**Request:** Say how many lines in the data below contain the word "image", and give no other text.

**Data supplied:**
* START *

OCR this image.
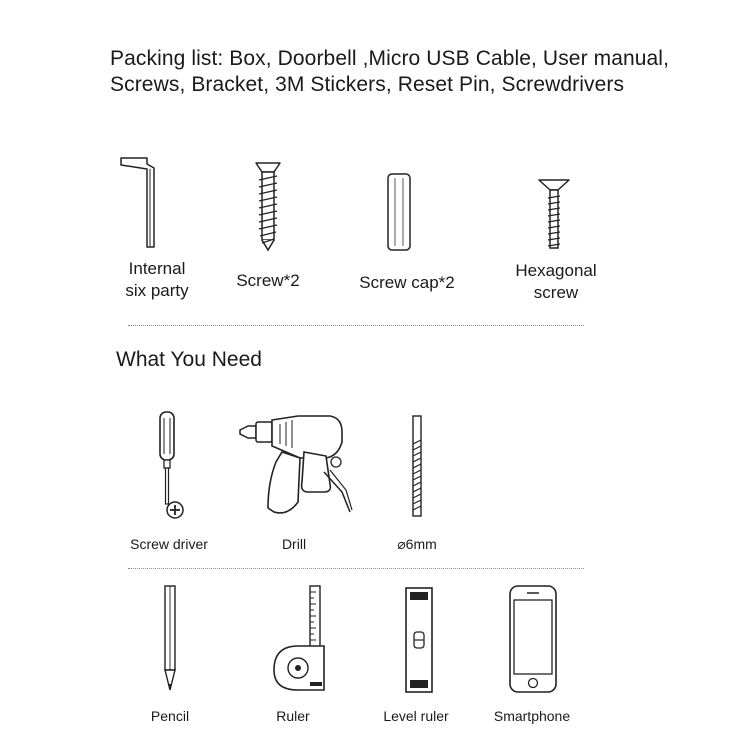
Packing list: Box, Doorbell ,Micro USB Cable, User manual, Screws, Bracket, 3M Stickers, Reset Pin, Screwdrivers

Internal
six party
Screw*2	Screw cap*2
Hexagonal
screw
What You Need
Screw driver	Drill	⌀6mm
Pencil	Ruler	Level ruler	Smartphone
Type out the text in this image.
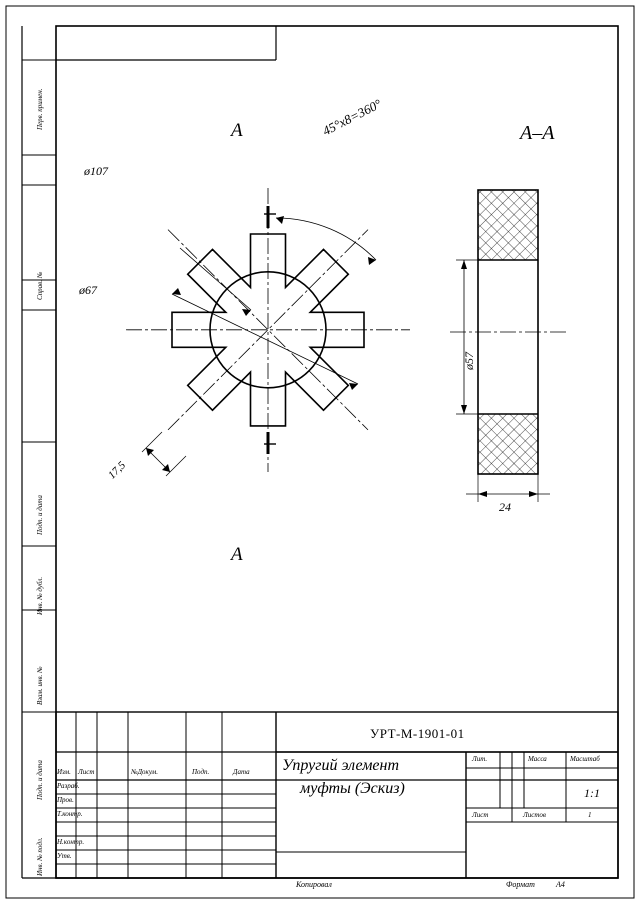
Перв. примен.
Справ. №
Подп. и дата
Инв. № дубл.
Взам. инв. №
Подп. и дата
Инв. № подл.
А
А
ø107
ø67
17,5
45°x8=360°	А–А
ø57
24
УРТ-М-1901-01
Упругий элемент
муфты (Эскиз)
Изм. Лист	№Докум.	Подп.	Дата
Разраб.
Пров.
Т.контр.
Н.контр.
Утв.
Лит.	Масса	Масштаб
1:1
Лист	Листов	1
Копировал	Формат	А4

* END *

**Response below:** 2